Знать и богачи соревновались друг с другом в стремлении обеспечить себя дорогой рыбой на пятницу и субботу; они могли заплатить за нее в пять, в десять, а иногда даже в двадцать раз больше, чем за лучшее мясо. Рыбак продавал им эту рыбу, а иногда и дарил в обмен на какие-нибудь благодеяния; сам он ел только менее «благородную» рыбу, и то лишь в тех случаях, когда продать ее не удавалось или когда она оказывалась непригодной для продажи (например, повредилась в сетях).
Вольтер замечает в своем «Философском словаре», что если бедняк обглодает баранью косточку в пятницу, он попадет прямехонько в ад, а вот для того, кто каждую пятницу покупает и ест редкую рыбу ценой в целый скудо [25] , — распахнуты двери рая. Оценить и понять ироничность дерзкого вольтеровского замечания могли — и могут — совсем немногие. Из судебного приговора хозяину таверны из городка Вадо-Лигуре середины XVII века следует, что этот несчастный виноват лишь в том, что подал клиенту мясное блюдо в пятницу. Его не спасли ссылки на то, что клиент был иностранцем: провинившегося обязали закрыть лавочку больше чем на неделю. Но ведь и сегодня в Италию приезжают курды, истощенные, но отказывающиеся от свиного мяса. Триста-четыреста лет назад европейцы тоже страдали от подобных запретов.
25
Скудо — итальянская золотая монета, в обращении в XVI-XVIII вв.
Предрассудки, как известно, явление очень распространенное, и особенно среди самых бедных, которые обычно невежественны и поэтому некритично относятся к вещам; из-за этого они всегда намертво стоят за свои убеждения, за то немногое, что они знают наверняка, что они выучили. Не важно, правда это или нет, важно, что это их знание, а его смена невероятно болезненна, ведь это означало бы, что заблуждались их предки. Не так просто понять, как верно замечает Бертольт Брехт, что нечто, существовавшее всегда, не обязательно будет существовать вечно. В общем, идеология и легенды гораздо убедительней истории.

········

Задания
a) На какой срок, согласно отрывку о пятничных запретах, обязали закрыть лавочку хозяина таверны из Вадо-Лигуре?
b) Повторите без изменений часть отрывка о пятничных запретах от слов «Знать и богачи» до слов «повредилась в сетях).».

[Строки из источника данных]
········

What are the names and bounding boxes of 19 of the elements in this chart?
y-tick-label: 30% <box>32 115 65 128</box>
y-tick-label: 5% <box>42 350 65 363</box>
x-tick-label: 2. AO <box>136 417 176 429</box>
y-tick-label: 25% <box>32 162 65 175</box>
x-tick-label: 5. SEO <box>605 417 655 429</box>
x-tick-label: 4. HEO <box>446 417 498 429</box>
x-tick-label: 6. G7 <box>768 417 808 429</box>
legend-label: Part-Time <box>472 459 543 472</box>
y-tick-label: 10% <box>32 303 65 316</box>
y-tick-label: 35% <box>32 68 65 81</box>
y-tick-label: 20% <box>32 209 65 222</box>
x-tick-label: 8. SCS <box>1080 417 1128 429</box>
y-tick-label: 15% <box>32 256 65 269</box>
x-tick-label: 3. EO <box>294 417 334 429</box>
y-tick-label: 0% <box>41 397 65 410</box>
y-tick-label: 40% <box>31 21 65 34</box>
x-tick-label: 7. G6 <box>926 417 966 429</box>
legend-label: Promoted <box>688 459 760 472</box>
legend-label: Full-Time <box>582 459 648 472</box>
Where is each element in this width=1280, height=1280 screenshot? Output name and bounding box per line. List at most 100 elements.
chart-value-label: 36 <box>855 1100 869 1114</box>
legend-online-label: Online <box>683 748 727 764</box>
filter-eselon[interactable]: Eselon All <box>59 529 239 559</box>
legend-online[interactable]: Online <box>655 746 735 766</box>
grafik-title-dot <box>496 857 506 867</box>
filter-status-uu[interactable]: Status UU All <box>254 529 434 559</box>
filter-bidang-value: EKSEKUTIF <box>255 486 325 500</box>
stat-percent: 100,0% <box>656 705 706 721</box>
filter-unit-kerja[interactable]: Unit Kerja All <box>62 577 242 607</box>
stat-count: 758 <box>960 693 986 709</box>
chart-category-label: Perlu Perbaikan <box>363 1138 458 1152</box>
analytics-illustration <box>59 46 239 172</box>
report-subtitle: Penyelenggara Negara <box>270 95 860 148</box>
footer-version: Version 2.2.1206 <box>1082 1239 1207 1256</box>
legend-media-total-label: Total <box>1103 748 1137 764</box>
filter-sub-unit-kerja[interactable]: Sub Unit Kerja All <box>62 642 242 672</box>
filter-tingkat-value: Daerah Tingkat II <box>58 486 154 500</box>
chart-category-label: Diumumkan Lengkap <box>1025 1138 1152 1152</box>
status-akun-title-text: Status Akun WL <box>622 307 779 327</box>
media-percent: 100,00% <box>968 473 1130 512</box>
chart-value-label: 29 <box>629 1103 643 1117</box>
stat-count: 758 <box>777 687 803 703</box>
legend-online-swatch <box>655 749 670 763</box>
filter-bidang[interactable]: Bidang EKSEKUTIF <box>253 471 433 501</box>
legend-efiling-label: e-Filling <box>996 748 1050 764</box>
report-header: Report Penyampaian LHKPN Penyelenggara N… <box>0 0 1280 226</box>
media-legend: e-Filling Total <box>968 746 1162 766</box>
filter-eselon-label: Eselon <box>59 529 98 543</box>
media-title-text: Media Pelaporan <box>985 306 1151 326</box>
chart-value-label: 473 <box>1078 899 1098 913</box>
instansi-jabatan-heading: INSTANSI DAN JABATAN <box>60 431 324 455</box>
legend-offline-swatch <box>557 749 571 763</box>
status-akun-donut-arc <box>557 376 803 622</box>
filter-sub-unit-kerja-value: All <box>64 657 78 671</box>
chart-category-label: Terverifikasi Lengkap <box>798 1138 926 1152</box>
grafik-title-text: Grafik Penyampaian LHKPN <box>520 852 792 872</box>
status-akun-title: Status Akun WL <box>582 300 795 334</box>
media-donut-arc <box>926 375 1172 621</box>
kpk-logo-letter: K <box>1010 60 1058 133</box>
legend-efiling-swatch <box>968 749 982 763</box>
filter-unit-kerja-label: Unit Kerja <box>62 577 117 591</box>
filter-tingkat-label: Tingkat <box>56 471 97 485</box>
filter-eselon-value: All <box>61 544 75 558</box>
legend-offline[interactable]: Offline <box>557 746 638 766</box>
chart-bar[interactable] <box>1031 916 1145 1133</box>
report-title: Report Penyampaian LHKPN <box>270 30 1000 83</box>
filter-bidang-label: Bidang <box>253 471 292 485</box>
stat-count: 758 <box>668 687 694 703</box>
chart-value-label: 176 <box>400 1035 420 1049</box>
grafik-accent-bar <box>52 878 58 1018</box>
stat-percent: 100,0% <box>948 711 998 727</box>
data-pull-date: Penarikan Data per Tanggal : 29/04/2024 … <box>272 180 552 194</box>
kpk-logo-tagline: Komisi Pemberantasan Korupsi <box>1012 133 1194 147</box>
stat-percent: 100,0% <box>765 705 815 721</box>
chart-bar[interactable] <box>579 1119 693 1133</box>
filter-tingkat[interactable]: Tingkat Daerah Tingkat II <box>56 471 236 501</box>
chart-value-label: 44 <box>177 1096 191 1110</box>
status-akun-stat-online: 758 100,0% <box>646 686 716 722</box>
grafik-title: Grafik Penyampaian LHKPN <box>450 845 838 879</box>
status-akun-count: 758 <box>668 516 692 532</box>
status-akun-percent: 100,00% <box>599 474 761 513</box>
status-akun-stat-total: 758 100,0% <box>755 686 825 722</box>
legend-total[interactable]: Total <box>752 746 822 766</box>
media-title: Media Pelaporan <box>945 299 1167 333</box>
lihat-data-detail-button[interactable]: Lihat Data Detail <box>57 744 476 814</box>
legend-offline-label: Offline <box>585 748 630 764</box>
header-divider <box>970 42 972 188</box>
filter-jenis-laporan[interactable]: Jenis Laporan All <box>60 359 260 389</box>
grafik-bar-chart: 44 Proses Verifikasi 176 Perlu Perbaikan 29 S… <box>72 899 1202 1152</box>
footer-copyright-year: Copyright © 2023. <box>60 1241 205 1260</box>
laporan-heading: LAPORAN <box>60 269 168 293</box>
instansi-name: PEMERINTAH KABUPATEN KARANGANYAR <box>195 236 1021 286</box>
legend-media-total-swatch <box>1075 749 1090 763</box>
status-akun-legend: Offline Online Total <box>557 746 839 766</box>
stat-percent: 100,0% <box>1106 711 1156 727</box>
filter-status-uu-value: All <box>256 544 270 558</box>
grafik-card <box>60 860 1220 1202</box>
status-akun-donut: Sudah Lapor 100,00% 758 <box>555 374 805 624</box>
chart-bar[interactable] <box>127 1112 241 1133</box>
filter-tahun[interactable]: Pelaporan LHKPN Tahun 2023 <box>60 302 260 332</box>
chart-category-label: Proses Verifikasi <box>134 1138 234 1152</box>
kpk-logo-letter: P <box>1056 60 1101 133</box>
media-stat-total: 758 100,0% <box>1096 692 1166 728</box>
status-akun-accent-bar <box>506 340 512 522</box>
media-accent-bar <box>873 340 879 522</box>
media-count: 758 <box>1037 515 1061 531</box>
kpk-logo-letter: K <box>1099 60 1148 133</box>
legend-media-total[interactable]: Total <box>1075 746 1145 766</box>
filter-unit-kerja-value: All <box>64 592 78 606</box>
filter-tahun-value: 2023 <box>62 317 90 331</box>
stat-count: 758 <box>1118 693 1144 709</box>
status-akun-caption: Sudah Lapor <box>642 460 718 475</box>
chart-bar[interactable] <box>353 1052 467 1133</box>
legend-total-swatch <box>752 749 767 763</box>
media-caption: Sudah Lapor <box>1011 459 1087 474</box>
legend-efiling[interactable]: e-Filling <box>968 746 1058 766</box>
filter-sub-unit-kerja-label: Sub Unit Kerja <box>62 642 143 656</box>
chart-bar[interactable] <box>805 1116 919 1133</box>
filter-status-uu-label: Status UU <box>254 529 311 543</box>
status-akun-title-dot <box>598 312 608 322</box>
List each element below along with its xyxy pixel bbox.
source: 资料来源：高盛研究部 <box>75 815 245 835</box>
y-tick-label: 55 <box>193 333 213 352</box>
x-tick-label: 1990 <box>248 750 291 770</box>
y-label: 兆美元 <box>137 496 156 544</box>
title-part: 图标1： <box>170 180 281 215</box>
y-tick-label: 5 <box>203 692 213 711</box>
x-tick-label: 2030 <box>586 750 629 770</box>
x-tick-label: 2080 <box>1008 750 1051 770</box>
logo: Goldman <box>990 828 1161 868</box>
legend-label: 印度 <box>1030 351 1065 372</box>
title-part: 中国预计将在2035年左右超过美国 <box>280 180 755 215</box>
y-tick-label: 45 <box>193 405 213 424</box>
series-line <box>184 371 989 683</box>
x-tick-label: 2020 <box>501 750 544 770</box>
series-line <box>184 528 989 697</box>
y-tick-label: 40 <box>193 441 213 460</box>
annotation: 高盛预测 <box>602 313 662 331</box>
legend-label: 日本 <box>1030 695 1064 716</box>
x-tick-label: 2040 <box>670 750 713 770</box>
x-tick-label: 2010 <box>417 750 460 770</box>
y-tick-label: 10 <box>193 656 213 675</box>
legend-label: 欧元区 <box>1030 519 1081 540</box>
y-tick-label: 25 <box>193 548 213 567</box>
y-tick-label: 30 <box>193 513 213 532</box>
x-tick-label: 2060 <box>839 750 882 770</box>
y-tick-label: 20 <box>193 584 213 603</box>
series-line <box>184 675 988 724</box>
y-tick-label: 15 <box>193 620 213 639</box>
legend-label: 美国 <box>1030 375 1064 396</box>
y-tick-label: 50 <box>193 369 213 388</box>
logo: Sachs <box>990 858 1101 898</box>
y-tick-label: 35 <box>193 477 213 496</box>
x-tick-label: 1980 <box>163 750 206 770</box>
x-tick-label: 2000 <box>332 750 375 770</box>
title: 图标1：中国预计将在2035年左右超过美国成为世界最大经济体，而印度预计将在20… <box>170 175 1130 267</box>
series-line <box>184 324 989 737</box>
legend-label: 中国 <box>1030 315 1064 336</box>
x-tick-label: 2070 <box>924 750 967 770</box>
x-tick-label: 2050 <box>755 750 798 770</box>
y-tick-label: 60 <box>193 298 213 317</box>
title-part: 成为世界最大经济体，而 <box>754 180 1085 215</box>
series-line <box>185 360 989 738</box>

········

Ответы
a) Больше чем на неделю.

b)
Знать и богачи соревновались друг с другом в стремлении обеспечить себя дорогой рыбой на пятницу и субботу; они могли заплатить за нее в пять, в десять, а иногда даже в двадцать раз больше, чем за лучшее мясо. Рыбак продавал им эту рыбу, а иногда и дарил в обмен на какие-нибудь благодеяния; сам он ел только менее «благородную» рыбу, и то лишь в тех случаях, когда продать ее не удавалось или когда она оказывалась непригодной для продажи (например, повредилась в сетях).